SET EXERCISE:
An exact copy of the records is required, minus the pictures they hold.

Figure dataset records
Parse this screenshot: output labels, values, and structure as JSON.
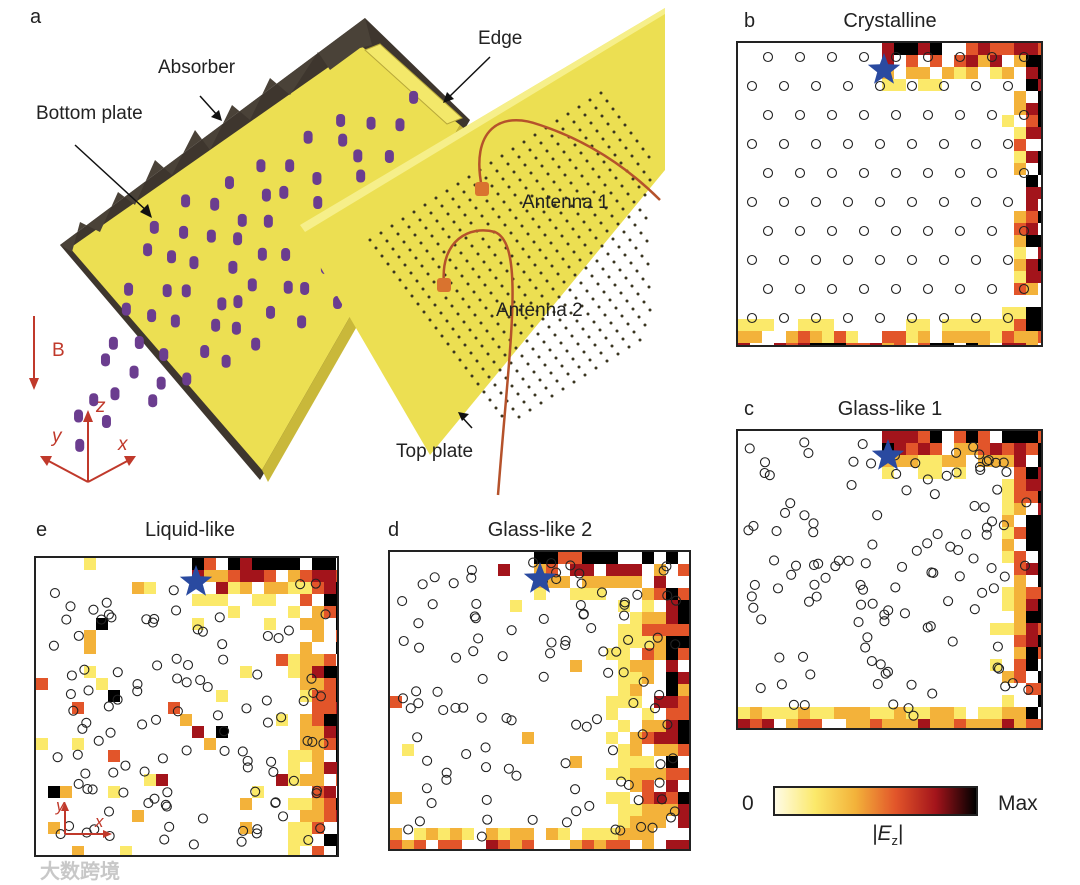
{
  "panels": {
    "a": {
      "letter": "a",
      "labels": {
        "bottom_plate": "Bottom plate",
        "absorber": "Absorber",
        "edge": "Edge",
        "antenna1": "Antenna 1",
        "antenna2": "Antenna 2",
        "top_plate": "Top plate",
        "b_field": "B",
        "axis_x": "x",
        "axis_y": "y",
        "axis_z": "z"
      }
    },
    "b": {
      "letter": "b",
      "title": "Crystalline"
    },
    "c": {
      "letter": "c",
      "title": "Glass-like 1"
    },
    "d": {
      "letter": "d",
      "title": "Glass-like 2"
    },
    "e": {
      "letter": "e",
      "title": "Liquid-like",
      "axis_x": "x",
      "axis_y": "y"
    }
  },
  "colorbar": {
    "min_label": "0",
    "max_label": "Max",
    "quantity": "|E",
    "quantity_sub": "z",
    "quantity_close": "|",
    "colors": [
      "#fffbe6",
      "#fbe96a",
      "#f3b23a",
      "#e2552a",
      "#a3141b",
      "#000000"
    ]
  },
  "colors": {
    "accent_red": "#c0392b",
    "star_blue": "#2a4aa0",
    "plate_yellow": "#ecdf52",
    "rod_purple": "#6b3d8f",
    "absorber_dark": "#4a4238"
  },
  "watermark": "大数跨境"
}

ANSWER TO THE PROBLEM:
Parse this screenshot: output labels, values, and structure as JSON.
{
  "panels": {
    "a": {
      "letter": "a",
      "labels": {
        "bottom_plate": "Bottom plate",
        "absorber": "Absorber",
        "edge": "Edge",
        "antenna1": "Antenna 1",
        "antenna2": "Antenna 2",
        "top_plate": "Top plate",
        "b_field": "B",
        "axis_x": "x",
        "axis_y": "y",
        "axis_z": "z"
      }
    },
    "b": {
      "letter": "b",
      "title": "Crystalline"
    },
    "c": {
      "letter": "c",
      "title": "Glass-like 1"
    },
    "d": {
      "letter": "d",
      "title": "Glass-like 2"
    },
    "e": {
      "letter": "e",
      "title": "Liquid-like",
      "axis_x": "x",
      "axis_y": "y"
    }
  },
  "colorbar": {
    "min_label": "0",
    "max_label": "Max",
    "quantity": "|E",
    "quantity_sub": "z",
    "quantity_close": "|",
    "colors": [
      "#fffbe6",
      "#fbe96a",
      "#f3b23a",
      "#e2552a",
      "#a3141b",
      "#000000"
    ]
  },
  "colors": {
    "accent_red": "#c0392b",
    "star_blue": "#2a4aa0",
    "plate_yellow": "#ecdf52",
    "rod_purple": "#6b3d8f",
    "absorber_dark": "#4a4238"
  },
  "watermark": "大数跨境"
}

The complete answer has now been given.